--- start of EXTRACTED ENTRIES ---
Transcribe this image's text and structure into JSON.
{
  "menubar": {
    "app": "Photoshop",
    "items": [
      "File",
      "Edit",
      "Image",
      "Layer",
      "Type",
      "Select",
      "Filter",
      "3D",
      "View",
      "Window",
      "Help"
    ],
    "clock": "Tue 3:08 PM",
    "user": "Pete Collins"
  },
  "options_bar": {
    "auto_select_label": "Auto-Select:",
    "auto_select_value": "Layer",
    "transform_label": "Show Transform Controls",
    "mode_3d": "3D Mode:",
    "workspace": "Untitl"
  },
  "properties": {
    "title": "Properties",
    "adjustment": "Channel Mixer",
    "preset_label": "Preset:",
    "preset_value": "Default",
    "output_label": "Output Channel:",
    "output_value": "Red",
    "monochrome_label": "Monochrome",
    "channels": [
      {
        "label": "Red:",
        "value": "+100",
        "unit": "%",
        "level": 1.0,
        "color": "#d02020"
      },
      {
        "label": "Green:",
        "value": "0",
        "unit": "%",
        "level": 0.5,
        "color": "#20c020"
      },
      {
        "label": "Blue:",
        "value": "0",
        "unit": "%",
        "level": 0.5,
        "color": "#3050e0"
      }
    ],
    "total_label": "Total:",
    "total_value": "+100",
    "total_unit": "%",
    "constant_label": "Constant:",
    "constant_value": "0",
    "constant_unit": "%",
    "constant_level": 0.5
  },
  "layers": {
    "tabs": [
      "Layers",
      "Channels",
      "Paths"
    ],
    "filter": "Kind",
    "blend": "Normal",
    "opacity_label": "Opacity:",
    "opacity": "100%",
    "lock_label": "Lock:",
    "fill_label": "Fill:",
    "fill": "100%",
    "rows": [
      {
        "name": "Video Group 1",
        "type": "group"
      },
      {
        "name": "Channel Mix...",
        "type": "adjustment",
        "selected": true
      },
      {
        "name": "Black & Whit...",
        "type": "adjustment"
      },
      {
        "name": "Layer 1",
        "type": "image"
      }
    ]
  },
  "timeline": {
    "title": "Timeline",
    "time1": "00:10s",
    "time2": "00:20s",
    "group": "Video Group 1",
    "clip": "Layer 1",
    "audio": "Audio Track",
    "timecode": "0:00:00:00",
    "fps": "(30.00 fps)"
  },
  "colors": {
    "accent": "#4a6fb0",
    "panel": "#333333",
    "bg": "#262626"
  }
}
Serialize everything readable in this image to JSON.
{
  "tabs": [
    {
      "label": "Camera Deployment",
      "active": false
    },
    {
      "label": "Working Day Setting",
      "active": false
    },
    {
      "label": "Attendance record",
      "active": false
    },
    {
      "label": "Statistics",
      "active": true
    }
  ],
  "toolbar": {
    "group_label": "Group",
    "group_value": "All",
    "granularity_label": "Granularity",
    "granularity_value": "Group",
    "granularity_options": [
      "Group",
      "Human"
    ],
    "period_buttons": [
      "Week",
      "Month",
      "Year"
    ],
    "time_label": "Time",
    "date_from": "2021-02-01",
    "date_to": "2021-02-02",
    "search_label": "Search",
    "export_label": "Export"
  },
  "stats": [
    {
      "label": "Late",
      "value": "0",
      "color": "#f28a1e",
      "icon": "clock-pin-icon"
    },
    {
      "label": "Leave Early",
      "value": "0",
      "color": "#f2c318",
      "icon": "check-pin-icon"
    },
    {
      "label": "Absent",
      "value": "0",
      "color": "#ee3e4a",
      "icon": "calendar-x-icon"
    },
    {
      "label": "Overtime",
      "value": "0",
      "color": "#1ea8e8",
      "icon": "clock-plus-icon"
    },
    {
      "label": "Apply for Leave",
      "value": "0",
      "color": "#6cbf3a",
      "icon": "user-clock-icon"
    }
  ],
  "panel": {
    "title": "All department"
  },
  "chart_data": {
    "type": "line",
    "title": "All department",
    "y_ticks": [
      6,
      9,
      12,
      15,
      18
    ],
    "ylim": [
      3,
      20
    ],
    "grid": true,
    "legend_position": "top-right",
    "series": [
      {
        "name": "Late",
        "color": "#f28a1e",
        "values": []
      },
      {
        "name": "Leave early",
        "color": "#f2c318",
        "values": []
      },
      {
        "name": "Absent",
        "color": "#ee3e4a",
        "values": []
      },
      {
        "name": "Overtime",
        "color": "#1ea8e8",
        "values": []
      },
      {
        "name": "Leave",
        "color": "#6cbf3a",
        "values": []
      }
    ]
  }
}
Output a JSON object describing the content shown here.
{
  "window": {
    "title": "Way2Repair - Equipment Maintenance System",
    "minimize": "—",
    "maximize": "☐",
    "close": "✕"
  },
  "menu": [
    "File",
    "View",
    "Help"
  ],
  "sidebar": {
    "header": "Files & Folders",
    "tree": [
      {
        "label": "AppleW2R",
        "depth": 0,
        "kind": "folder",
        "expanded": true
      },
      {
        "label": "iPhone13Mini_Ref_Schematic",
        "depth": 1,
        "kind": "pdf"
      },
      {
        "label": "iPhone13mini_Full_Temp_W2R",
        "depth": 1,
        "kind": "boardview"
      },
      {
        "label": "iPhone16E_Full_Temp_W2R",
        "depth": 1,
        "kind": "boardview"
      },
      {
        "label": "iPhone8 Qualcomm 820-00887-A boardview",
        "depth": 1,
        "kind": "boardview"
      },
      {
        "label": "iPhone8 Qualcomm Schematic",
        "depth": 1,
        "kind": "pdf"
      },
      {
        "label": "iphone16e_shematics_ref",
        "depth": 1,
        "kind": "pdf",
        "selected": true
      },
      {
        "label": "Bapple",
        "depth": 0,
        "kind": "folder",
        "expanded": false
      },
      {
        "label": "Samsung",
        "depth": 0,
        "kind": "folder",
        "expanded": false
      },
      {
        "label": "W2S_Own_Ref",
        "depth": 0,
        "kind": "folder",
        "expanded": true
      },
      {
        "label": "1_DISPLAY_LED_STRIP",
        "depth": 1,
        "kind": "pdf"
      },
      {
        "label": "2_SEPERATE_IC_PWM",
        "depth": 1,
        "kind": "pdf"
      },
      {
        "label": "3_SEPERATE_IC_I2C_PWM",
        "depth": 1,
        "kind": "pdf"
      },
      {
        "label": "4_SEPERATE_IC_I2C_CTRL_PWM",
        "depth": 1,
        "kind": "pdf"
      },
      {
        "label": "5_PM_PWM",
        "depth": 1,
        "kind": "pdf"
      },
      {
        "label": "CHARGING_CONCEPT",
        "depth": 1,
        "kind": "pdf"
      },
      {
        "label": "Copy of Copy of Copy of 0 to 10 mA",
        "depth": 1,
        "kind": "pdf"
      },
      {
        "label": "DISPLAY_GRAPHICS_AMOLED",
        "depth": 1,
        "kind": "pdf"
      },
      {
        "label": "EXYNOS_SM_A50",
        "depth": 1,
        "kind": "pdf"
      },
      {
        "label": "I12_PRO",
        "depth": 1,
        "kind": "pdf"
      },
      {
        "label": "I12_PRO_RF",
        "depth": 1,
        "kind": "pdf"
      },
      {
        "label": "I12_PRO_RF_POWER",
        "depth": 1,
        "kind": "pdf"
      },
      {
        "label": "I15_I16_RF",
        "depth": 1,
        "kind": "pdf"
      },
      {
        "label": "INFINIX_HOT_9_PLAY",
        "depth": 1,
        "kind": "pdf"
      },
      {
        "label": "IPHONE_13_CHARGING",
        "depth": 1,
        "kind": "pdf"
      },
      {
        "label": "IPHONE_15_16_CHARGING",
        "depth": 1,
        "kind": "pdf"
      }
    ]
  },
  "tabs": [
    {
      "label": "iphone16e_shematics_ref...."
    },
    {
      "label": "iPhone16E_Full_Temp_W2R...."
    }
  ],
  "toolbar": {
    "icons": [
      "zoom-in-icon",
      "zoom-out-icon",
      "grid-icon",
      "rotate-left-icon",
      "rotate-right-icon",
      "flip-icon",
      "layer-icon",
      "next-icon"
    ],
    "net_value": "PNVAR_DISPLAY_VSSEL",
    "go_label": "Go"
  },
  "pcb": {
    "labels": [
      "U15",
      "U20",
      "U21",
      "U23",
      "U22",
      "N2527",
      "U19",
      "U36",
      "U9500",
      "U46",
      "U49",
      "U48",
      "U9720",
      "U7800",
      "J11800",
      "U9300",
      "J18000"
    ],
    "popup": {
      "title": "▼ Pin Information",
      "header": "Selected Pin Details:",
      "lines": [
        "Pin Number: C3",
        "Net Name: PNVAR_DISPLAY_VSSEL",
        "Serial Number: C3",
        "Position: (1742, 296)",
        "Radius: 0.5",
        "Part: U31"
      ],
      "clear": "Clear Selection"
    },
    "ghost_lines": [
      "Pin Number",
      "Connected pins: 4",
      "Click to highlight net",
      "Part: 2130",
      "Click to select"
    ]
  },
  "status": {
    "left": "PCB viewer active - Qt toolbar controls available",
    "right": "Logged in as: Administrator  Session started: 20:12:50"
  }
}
--- end of EXTRACTED ENTRIES ---
THE REQUEST:
Copy each line of the entries that includes the word "Number".

OUTPUT OF THE EXERCISE:
        "Pin Number: C3",
        "Serial Number: C3",
      "Pin Number",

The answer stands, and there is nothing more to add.